◆ YOUR INSTRUCTIONS
Read the records and gather each line that includes "Study".

◆ MATERIALS PROVIDED

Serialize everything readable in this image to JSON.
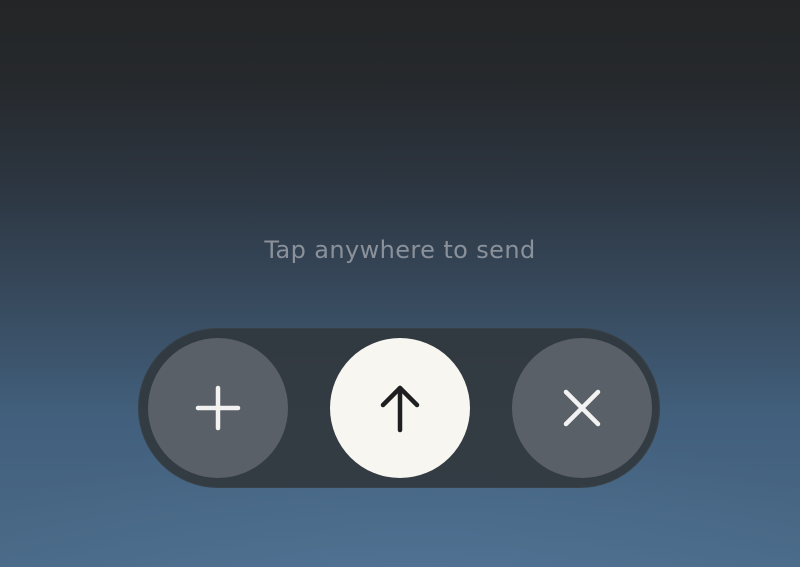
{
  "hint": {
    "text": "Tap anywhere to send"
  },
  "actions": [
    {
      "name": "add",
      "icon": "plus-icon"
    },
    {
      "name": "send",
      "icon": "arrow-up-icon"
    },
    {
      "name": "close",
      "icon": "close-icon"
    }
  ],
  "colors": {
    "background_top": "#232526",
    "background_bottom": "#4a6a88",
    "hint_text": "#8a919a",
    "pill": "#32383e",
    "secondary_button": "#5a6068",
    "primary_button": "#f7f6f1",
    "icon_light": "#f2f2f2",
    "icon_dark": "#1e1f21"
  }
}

...

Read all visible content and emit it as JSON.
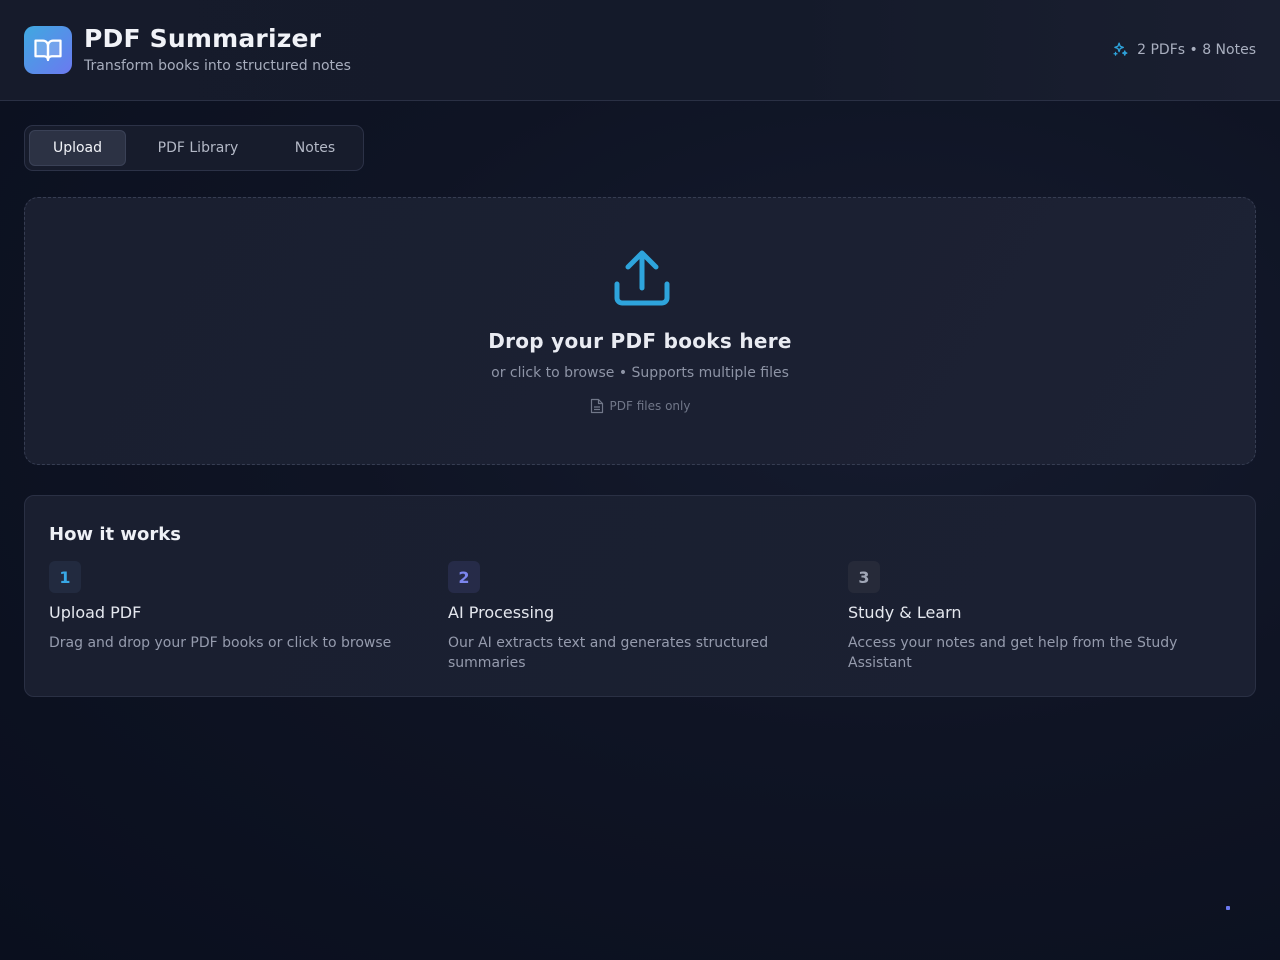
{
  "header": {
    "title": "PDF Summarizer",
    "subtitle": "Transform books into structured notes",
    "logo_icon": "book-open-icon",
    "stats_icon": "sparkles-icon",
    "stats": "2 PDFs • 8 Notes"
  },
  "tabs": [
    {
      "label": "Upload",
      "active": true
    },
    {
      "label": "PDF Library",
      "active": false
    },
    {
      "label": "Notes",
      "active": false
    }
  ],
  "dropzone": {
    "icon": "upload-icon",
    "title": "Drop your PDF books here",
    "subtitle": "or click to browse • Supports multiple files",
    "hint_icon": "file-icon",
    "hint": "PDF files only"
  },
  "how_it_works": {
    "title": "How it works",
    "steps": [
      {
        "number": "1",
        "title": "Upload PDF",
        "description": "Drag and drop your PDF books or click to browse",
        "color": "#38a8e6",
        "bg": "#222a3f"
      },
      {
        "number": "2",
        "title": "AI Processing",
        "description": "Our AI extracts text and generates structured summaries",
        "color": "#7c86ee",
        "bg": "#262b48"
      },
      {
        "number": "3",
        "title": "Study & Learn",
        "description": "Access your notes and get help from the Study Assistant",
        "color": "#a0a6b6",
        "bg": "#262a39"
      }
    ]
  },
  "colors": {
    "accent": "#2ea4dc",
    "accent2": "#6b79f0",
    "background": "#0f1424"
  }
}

==

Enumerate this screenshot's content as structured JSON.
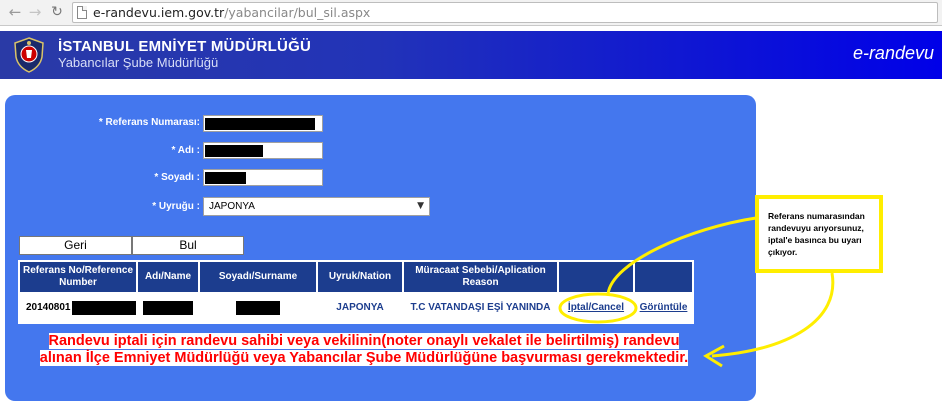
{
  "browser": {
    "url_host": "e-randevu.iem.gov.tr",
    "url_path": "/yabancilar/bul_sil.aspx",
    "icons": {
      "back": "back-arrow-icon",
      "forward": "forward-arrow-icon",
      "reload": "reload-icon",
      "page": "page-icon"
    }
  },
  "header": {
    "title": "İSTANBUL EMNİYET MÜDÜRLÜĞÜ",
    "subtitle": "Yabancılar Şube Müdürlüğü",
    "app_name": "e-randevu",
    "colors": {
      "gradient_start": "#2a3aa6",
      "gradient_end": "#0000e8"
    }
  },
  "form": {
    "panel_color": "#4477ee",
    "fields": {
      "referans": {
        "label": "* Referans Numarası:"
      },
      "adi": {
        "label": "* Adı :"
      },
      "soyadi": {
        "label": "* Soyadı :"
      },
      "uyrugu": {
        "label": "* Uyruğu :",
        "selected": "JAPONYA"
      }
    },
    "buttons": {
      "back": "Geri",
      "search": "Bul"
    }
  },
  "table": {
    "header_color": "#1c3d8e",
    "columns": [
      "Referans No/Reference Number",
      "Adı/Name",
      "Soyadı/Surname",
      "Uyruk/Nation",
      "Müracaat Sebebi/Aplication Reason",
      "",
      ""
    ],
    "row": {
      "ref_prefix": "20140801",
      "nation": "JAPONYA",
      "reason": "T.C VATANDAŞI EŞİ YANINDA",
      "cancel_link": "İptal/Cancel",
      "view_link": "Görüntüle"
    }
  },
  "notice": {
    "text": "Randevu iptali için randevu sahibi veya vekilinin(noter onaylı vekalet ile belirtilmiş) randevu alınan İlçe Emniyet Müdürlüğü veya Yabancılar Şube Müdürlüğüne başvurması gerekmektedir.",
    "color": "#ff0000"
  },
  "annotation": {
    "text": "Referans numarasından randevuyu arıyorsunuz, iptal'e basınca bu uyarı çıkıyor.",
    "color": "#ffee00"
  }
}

◆ OUTPUT OF THE TASK
        "title": "Study & Learn",
        "description": "Access your notes and get help from the Study Assistant",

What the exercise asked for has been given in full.